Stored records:
* start *
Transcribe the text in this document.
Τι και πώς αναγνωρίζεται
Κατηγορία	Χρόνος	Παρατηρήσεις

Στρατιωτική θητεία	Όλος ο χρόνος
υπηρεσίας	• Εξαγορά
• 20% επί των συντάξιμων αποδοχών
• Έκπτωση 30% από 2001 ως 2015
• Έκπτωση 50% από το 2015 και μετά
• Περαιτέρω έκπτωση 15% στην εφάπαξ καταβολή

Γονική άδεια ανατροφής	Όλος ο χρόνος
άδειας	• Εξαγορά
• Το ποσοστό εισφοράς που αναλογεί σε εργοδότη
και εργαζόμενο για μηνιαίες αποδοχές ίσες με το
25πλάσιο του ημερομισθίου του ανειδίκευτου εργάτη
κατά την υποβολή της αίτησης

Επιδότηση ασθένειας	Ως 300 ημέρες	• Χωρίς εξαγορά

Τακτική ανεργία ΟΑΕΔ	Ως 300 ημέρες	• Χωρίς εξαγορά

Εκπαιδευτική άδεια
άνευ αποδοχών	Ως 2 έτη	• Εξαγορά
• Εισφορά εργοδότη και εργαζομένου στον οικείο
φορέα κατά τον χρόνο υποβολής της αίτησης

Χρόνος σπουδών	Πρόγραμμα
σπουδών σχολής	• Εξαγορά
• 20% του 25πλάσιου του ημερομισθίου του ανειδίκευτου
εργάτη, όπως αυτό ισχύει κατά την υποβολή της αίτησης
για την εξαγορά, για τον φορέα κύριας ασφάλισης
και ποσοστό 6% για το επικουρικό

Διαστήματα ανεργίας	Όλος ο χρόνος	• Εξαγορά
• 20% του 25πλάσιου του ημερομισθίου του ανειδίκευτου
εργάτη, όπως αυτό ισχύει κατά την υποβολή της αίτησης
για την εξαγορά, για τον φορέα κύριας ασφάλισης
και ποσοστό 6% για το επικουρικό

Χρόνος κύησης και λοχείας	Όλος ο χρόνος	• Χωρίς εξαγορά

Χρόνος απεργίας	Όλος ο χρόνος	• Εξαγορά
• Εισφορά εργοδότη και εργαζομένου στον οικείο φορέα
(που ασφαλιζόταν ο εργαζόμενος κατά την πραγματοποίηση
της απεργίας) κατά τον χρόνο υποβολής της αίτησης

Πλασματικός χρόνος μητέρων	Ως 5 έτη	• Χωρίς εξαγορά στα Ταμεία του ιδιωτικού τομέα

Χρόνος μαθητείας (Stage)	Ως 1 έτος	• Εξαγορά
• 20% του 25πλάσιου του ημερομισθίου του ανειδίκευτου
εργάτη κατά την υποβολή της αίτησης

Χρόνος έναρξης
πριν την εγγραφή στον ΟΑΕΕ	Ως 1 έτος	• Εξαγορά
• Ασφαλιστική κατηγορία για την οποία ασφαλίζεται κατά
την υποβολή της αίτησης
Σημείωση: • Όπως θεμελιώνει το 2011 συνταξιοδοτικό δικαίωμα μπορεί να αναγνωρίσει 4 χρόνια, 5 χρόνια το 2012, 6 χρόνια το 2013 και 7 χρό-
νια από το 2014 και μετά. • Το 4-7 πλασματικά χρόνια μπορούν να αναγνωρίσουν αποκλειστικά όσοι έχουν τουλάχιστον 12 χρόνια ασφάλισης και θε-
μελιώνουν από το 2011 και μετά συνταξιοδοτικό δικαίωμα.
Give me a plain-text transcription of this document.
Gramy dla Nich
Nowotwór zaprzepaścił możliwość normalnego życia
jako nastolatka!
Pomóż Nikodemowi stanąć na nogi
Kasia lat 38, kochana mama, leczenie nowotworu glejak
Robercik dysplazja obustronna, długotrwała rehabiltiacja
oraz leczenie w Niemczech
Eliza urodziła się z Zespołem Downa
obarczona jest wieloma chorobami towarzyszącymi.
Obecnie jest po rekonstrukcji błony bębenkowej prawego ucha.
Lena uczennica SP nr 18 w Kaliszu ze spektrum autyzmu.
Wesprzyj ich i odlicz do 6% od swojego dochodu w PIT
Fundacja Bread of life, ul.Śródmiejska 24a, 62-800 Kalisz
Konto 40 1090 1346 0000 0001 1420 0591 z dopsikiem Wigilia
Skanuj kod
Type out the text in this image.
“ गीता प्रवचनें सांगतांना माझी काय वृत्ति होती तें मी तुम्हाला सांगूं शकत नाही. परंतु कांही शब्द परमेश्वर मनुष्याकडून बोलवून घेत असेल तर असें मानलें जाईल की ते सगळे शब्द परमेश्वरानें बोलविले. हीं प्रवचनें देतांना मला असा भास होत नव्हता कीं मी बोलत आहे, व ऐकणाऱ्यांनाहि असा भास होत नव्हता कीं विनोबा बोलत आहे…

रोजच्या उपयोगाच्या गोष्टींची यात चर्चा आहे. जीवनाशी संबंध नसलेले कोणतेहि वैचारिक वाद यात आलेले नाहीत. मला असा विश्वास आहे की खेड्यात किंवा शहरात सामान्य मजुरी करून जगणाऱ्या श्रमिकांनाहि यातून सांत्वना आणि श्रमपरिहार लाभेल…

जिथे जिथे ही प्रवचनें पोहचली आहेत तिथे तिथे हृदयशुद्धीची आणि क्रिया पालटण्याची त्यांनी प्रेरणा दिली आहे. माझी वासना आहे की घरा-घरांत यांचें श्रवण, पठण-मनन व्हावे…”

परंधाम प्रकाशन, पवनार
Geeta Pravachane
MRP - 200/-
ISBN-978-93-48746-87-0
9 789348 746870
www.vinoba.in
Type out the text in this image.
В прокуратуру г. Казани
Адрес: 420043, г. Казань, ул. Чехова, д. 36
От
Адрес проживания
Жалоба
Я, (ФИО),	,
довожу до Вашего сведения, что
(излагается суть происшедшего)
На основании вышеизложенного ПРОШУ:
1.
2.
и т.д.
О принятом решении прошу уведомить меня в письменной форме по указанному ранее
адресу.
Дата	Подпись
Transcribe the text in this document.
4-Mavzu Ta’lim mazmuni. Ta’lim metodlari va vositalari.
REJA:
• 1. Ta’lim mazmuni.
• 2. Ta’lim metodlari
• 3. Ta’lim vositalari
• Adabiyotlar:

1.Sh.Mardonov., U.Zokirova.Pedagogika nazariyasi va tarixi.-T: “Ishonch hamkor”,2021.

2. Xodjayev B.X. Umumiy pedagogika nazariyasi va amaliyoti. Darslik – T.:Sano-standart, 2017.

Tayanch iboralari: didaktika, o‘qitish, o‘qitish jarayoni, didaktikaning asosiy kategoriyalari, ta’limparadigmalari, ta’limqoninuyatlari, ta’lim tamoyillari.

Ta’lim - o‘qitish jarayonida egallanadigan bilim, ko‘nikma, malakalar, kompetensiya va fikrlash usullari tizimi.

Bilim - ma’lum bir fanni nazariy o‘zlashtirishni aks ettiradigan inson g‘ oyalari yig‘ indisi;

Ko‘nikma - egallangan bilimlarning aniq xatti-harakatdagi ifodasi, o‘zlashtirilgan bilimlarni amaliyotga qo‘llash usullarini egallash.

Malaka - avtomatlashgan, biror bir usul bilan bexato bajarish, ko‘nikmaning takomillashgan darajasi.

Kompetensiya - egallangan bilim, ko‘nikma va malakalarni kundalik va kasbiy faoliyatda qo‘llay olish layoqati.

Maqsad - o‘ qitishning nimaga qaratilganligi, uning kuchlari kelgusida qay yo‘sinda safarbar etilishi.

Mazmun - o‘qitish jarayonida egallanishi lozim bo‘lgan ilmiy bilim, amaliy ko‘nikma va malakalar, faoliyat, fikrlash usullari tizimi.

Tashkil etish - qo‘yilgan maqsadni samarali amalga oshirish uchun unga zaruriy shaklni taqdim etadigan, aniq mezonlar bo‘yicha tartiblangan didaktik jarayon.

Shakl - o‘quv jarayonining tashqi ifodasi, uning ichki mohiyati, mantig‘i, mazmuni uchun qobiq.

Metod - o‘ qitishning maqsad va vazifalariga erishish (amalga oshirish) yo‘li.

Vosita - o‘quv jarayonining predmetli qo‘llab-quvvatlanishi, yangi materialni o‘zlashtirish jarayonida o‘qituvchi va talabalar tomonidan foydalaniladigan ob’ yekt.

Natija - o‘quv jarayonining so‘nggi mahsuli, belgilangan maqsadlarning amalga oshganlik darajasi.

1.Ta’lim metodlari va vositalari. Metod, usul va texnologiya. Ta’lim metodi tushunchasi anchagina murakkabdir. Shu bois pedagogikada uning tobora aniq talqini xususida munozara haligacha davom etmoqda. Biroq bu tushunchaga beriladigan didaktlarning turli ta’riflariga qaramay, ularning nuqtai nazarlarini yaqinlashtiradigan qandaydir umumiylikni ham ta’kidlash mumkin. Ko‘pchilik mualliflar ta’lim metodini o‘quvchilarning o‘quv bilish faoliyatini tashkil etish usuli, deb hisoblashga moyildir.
* end *
Requirement
Above are the records; copy every line in them that holds the word "χρόνια".

Correct result
Σημείωση: • Όπως θεμελιώνει το 2011 συνταξιοδοτικό δικαίωμα μπορεί να αναγνωρίσει 4 χρόνια, 5 χρόνια το 2012, 6 χρόνια το 2013 και 7 χρό-
νια από το 2014 και μετά. • Το 4-7 πλασματικά χρόνια μπορούν να αναγνωρίσουν αποκλειστικά όσοι έχουν τουλάχιστον 12 χρόνια ασφάλισης και θε-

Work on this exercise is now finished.